- GOAL OF THE EXERCISE
Copy whichever lines contain the string "plus".
Start PROVIDED RECORDS
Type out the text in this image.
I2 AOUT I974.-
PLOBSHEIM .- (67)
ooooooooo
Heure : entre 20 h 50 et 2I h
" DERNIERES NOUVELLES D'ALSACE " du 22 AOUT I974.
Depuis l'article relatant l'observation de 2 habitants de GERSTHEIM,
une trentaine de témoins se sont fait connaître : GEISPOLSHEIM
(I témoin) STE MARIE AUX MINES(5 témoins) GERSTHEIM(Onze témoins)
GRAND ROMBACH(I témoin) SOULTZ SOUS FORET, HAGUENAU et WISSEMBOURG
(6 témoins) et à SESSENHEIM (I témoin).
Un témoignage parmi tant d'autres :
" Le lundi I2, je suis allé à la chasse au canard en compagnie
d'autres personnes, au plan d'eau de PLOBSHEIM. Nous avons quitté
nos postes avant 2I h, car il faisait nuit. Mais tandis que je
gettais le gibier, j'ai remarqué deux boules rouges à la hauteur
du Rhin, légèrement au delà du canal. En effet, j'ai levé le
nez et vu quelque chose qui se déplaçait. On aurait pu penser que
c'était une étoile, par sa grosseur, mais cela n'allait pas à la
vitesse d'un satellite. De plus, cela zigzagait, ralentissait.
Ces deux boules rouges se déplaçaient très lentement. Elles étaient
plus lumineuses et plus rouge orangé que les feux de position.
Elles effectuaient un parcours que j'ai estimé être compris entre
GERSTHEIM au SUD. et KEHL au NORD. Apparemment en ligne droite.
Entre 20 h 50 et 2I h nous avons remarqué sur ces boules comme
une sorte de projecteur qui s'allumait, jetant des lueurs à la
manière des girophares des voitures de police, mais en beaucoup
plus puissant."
End PROVIDED RECORDS
- ANSWER IN FULL
vitesse d'un satellite. De plus, cela zigzagait, ralentissait.
plus lumineuses et plus rouge orangé que les feux de position.
plus puissant."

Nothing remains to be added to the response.